EXTRAIT DU TEXTE:
_ _ _ _ _
Écouter le culte :
La vérification des comptes, c'est un passage obligé pour toute association ou entreprise, mais la plupart du temps, ce n'est qu'une simple formalité. En procédant le plus souvent par sondages, les vérificateurs doivent attester l'exacte tenue des comptes. C'est là qu'il y a parfois, mais très rarement, de mauvaises surprises. Comme dans la parabole.
Franchement, elle n'est pas d'une interprétation aisée, la preuve, les titres différents que nos traductions françaises lui donnent : « le gérant infidèle », « le gérant habile », « le gérant injuste", des titres qui contiennent déjà en eux-mêmes des interprétations, un jugement sévère ou au contraire un étonnement admiratif. Le gérant est-il infidèle, habile ou injuste ? Vous me direz que l'on peut être tout cela en même temps et la grande difficulté de cette histoire, c'est que si cet employé est un filou, le maître le félicite et Jésus le cite en exemple ! C'est comme si je vous faisais ce matin l'éloge d'un certain Madoff ou de Jérôme, cet ancien courtier de la Société Générale en France. Cela mérite une petite explication.
_ _ _ _ _
DONNÉES ENREGISTRÉES:
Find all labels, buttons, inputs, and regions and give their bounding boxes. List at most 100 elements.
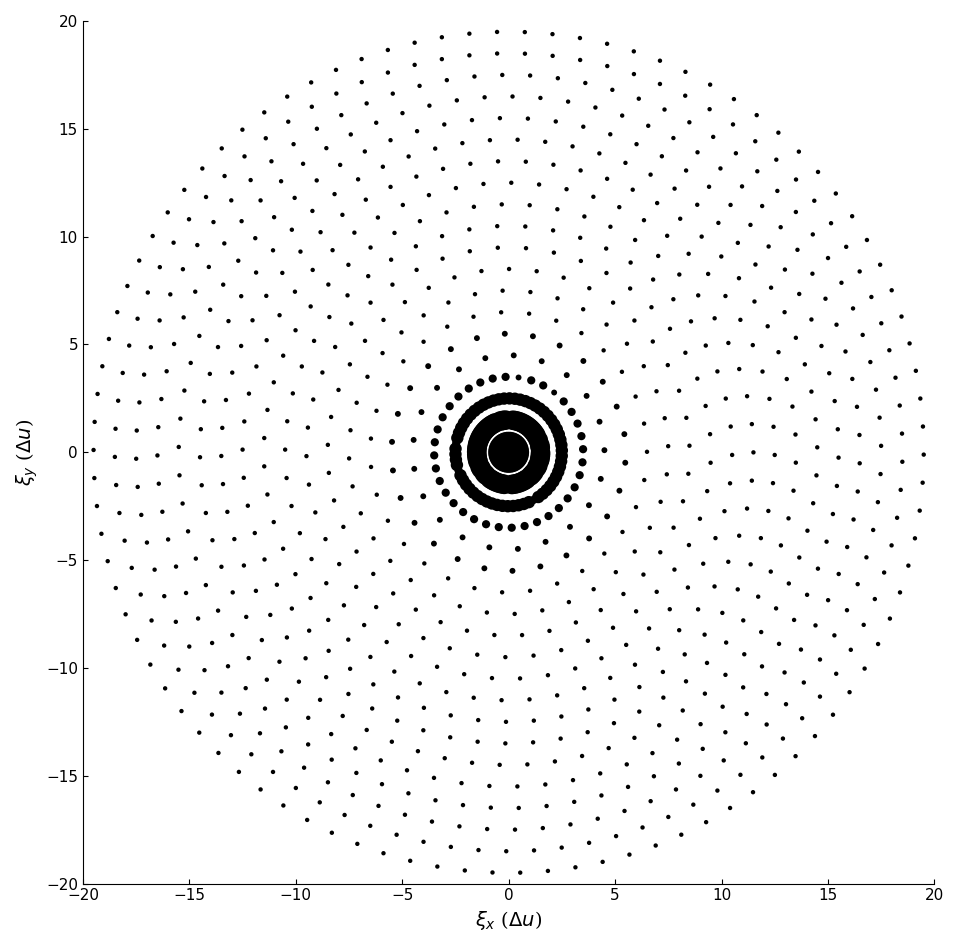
_ _ _ _ _
Poursuivez le texte sur la parabole du gérant à partir de sa dernière phrase. Les lignes constituent un matériau distinct du texte sur la parabole du gérant.

Parce qu'il est souvent absent de chez lui, un homme riche donne son affaire en gérance à l'un de ses serviteurs. Quand le gérant est bon, il n'y a pas de souci à se faire : les produits sont frais, le coulage est minime, l'entreprise tourne et l'argent rentre. Mais il arrive qu'un gérant pose problème et c'est exactement ce qui se passe dans la parabole : on chuchote qu'il puise dans la caisse et cela dure, semble-t-il, depuis un bon moment ! Il faut être naïf pour croire que cela passera toujours inaperçu ! Tôt ou tard, les combines éclatent au grand jour et, pour la presse, c'est du pain bénit.
Mais dans l'Orient ancien, les irrégularités étaient plus difficiles à détecter, il n'y avait pas, semble-t-il, de stricte comptabilité ni de vérificateurs des comptes. Seule une dénonciation pouvait mettre la puce à l'oreille. C'est exactement ce qui se passe dans la parabole : les gens murmurent et ces bruits arrivent jusqu'au patron, qui leur accorde crédit et suspecte la fraude. À tort ou à raison, la parabole ne le dit pas, d'ailleurs elle ne se pose pas la question.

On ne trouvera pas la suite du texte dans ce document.